Requirement: Please copy out the material below with every "value-label" switched to "data-label" and everything else unchanged, leaving out the pictures.

--- begin Items ---

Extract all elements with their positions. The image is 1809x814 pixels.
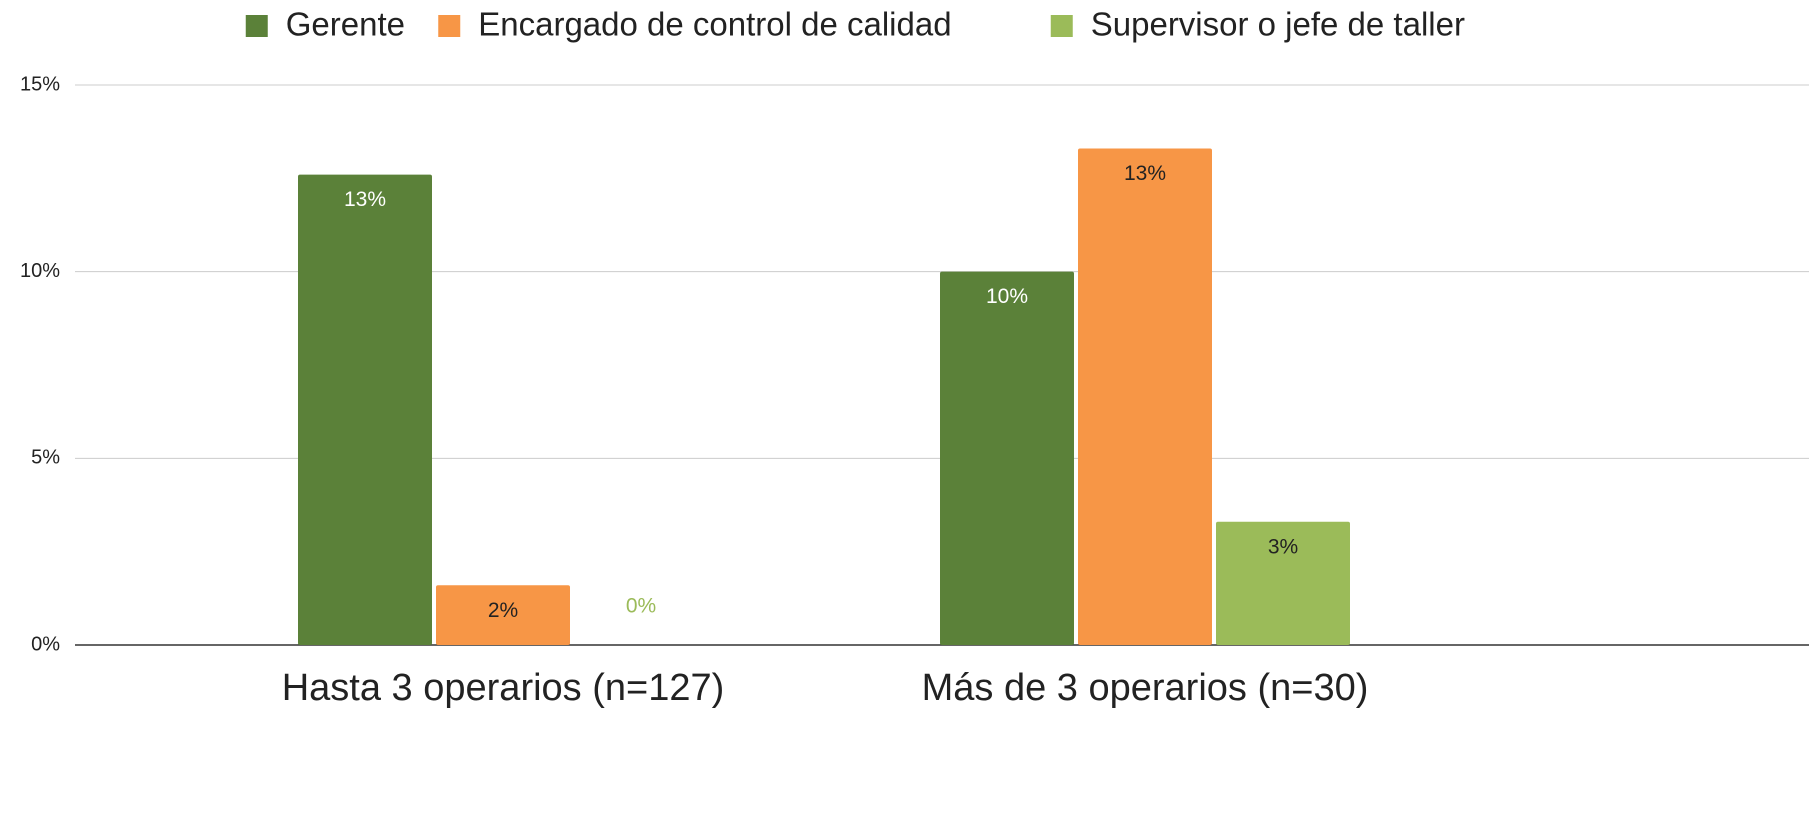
bar xyxy=(1216,521,1350,645)
y-tick-label: 15% xyxy=(20,73,60,95)
legend-label: Gerente xyxy=(286,6,405,43)
value-label: 0% xyxy=(626,595,656,618)
legend-label: Supervisor o jefe de taller xyxy=(1091,6,1465,43)
legend-swatch xyxy=(245,15,268,37)
legend-label: Encargado de control de calidad xyxy=(478,6,951,43)
value-label: 2% xyxy=(488,599,518,622)
bar xyxy=(298,174,432,645)
bar xyxy=(940,271,1074,645)
legend-swatch xyxy=(1050,15,1073,37)
y-tick-label: 10% xyxy=(20,260,60,282)
y-tick-label: 5% xyxy=(31,447,60,469)
value-label: 3% xyxy=(1268,535,1298,558)
value-label: 13% xyxy=(344,188,386,211)
legend-swatch xyxy=(438,15,461,37)
bar xyxy=(436,585,570,645)
value-label: 13% xyxy=(1124,162,1166,185)
value-label: 10% xyxy=(986,285,1028,308)
x-tick-label: Hasta 3 operarios (n=127) xyxy=(282,667,725,709)
y-tick-label: 0% xyxy=(31,633,60,655)
bar xyxy=(1078,148,1212,645)
x-tick-label: Más de 3 operarios (n=30) xyxy=(922,667,1369,709)
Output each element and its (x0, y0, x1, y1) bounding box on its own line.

--- end Items ---

Exercise output:
Extract all elements with their positions. The image is 1809x814 pixels.
bar xyxy=(1216,521,1350,645)
y-tick-label: 15% xyxy=(20,73,60,95)
legend-label: Gerente xyxy=(286,6,405,43)
data-label: 0% xyxy=(626,595,656,618)
legend-label: Supervisor o jefe de taller xyxy=(1091,6,1465,43)
legend-swatch xyxy=(245,15,268,37)
legend-label: Encargado de control de calidad xyxy=(478,6,951,43)
data-label: 2% xyxy=(488,599,518,622)
bar xyxy=(298,174,432,645)
bar xyxy=(940,271,1074,645)
legend-swatch xyxy=(1050,15,1073,37)
y-tick-label: 10% xyxy=(20,260,60,282)
y-tick-label: 5% xyxy=(31,447,60,469)
data-label: 3% xyxy=(1268,535,1298,558)
data-label: 13% xyxy=(344,188,386,211)
legend-swatch xyxy=(438,15,461,37)
bar xyxy=(436,585,570,645)
data-label: 13% xyxy=(1124,162,1166,185)
data-label: 10% xyxy=(986,285,1028,308)
x-tick-label: Hasta 3 operarios (n=127) xyxy=(282,667,725,709)
y-tick-label: 0% xyxy=(31,633,60,655)
bar xyxy=(1078,148,1212,645)
x-tick-label: Más de 3 operarios (n=30) xyxy=(922,667,1369,709)
Output each element and its (x0, y0, x1, y1) bounding box on its own line.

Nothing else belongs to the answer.